• WORKING DATA:
========

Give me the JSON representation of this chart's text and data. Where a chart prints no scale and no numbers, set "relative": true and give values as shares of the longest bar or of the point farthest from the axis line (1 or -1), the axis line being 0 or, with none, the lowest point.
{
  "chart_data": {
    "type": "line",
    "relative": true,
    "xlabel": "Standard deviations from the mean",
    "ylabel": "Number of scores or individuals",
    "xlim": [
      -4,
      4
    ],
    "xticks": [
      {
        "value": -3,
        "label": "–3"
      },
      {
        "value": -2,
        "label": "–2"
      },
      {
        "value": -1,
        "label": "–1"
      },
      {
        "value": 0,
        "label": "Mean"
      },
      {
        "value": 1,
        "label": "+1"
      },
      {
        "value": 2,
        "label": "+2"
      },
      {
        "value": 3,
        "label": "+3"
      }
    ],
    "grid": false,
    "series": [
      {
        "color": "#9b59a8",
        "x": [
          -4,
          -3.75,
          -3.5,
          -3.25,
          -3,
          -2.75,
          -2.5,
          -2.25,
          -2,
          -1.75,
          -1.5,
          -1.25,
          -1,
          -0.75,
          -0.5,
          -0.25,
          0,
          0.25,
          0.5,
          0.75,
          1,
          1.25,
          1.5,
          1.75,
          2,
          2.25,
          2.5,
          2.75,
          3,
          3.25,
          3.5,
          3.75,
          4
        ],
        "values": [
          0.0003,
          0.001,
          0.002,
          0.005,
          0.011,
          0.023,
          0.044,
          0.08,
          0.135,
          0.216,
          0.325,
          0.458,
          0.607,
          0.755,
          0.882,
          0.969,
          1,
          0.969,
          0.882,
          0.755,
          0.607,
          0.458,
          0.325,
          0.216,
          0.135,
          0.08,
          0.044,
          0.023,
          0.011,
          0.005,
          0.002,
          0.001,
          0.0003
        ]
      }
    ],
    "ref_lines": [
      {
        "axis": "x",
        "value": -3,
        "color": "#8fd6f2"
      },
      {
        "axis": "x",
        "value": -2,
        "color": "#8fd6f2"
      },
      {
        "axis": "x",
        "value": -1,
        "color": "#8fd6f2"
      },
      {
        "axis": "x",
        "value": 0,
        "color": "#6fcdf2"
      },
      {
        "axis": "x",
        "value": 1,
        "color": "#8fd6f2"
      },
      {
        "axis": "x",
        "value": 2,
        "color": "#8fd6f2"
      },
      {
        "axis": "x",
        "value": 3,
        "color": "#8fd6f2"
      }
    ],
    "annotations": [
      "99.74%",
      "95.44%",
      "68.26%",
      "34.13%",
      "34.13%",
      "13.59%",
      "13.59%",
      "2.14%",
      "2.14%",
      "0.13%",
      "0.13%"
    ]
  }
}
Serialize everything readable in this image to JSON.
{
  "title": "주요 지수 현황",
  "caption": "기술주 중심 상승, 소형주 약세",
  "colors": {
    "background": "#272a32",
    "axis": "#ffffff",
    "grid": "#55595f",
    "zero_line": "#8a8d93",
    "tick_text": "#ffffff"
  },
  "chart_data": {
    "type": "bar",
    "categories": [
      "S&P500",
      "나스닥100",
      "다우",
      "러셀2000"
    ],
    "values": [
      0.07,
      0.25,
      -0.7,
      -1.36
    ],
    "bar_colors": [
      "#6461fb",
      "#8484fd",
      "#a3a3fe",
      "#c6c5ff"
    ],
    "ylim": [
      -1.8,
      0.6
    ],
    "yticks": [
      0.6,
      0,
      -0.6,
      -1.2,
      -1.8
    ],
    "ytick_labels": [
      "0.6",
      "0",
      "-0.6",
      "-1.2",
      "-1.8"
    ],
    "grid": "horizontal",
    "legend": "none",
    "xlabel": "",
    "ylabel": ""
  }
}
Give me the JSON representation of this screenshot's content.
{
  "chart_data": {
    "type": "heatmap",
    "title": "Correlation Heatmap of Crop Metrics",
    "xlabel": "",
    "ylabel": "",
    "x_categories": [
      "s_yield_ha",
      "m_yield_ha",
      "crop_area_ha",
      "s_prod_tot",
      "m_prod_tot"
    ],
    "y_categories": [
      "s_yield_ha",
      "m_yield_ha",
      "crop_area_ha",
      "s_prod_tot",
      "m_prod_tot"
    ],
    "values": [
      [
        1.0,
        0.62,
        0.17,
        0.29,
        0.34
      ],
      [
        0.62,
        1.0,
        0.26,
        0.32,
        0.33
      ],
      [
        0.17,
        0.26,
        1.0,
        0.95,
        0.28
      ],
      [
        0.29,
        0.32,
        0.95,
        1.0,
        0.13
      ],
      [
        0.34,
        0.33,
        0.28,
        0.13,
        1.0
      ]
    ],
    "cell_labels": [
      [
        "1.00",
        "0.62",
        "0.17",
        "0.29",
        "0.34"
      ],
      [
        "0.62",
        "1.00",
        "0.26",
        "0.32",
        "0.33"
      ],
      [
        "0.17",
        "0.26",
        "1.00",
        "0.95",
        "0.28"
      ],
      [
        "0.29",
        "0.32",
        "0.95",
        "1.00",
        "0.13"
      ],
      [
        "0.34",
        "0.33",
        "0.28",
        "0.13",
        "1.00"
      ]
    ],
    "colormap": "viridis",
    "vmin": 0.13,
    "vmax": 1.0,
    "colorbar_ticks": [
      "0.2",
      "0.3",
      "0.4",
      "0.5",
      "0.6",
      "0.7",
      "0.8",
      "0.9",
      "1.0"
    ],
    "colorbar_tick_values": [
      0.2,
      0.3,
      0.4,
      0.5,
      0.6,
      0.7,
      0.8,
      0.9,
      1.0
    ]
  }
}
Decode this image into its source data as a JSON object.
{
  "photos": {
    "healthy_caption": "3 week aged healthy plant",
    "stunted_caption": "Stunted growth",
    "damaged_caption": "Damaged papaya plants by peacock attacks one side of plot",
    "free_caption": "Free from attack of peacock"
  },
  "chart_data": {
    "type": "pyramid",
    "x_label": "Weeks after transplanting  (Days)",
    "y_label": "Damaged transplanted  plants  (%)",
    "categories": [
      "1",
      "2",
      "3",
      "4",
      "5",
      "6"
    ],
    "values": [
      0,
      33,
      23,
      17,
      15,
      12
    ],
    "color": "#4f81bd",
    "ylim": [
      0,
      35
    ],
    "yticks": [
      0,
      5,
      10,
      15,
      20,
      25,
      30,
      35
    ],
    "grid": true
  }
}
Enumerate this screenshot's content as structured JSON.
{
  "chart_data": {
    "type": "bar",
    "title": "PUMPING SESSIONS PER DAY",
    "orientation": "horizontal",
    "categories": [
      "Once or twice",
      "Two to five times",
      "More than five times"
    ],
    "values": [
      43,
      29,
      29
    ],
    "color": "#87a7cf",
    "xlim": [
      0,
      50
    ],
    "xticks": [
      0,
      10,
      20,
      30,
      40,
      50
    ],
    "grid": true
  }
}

========

• THE EXERCISE: Copy every line of the listing where the word "ylabel" appears.

• WORKED SOLUTION:
    "ylabel": "Number of scores or individuals",
    "ylabel": ""
    "ylabel": "",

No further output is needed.